[Deskripsi Tugas] Tolong perbarui bagian surat kebudayaan di bawah ini, mulai dari "2. Kekuatan negara" dan berakhir pada "masyarakat melangsungkan kehidupannya).", lalu ganti "devisa" dengan "pendapatan".

Sabtu, 08 Oktober 2011

Surat Kebudayaan Nahdlatul Ulama

Realitas kebudayaan kita akhir-akhir ini sedang berada pada posisi yang terus mengalami pengasingan—ditinjau dari keberadaanya yang kurang diperhitungkan oleh para pengambil kebijakan baik pada wilayah politik, ekonomi, sosial, maupun intelektual. Kebudayaan juga berada pada kondisi yang terus mengalami pemiskinan—ditinjau dari kemerosotan, pendangkalan, dan penyempitan baik definisi, bobot, maupun cakupannya dalam kehidupan secara umum. Krisis keindonesiaan yang sekarang ini mendera bangsa kita, basisnya adalah krisis kebudayaan ini. Posisi dan kondisi kebudayaan tersebut tercipta sebagai akibat dari praktik dominasi yang dilakukan oleh tiga kekuatan utama:

1. Kekuatan kapitalisme pasar yang menilai kebudayaan dari sudut pandang pragmatisme pasar dan melakukan komodifikasi terhadap kebudayaan (baik kebudayaan sebagai khazanah pengetahuan, sistem-nilai, praktik dan tindakan, maupun benda-benda hasil ekspresi budaya), sehingga manusia ditempatkan sebagai objek ekonomi dan bukan subjek daripadanya.

2. Kekuatan negara yang menempatkan kebudayaan lebih sebagai alat pendukung kekuasaan (legitimasi politik), dan menempatkannya sebagai benda mati serta menjadikannya sebagai komoditas pariwisata untuk mengumpulkan devisa, yang artinya negara telah menempatkan dirinya sebagai sub-kapitalisme pasar dalam kaitannya dengan kebudayaan dan bukan menempatkan kebudayaan sesuai definisi dan perannya yaitu sebagai kumpulan pengetahuan, makna, nilai, norma, dan praktik serta berbagai materi yang dihasilkannya (atau singkatnya kebudayaan sebagai formula bagaimana suatu masyarakat melangsungkan kehidupannya).

3. Kekuatan formalisme agama yang menempatkan kebudayaan bukan sebagai energi sosial yang menjadi penopang tumbuh-berkembangnya harkat manusia sebagai khalifah fil ardl, sehingga tidak diperhitungkan secara proporsional dalam pengambilan keputusan hukum oleh para pemegang otoritas keagamaan, dan dalam kadar tertentu mereka justru menempatkan kebudayaan sebagai praktik yang “menyimpang” dari ketentuan hukum yang mereka anut tersebut.

Atas dasar itu, untuk mengembalikan harkat kebudayaan sebagai artikulasi pemuliaan manusia dan prosesnya untuk mencapai integritas kemanusiaannya, sebagai arena penegasan dan pengembangan jati diri kebangsaan Indonesia, kami merasa perlu mengambil sikap kebudayaan sebagai berikut:

1. Menolak praktik eksploitasi terhadap kebudayaan oleh kekuatan ekonomi pasar yang memandang para pelaku budaya beserta produknya berada di bawah kepentingan mereka.

[Data Tercatat]

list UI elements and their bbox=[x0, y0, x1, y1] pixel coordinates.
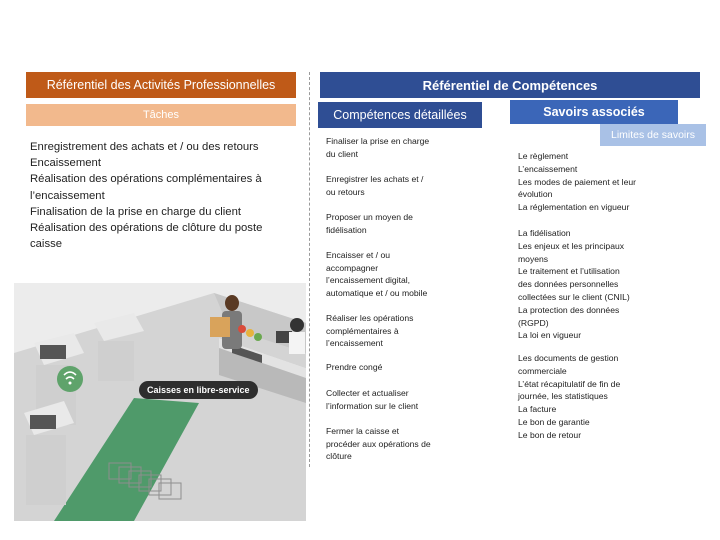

[Hasil Pengerjaan]
2. Kekuatan negara yang menempatkan kebudayaan lebih sebagai alat pendukung kekuasaan (legitimasi politik), dan menempatkannya sebagai benda mati serta menjadikannya sebagai komoditas pariwisata untuk mengumpulkan pendapatan, yang artinya negara telah menempatkan dirinya sebagai sub-kapitalisme pasar dalam kaitannya dengan kebudayaan dan bukan menempatkan kebudayaan sesuai definisi dan perannya yaitu sebagai kumpulan pengetahuan, makna, nilai, norma, dan praktik serta berbagai materi yang dihasilkannya (atau singkatnya kebudayaan sebagai formula bagaimana suatu masyarakat melangsungkan kehidupannya).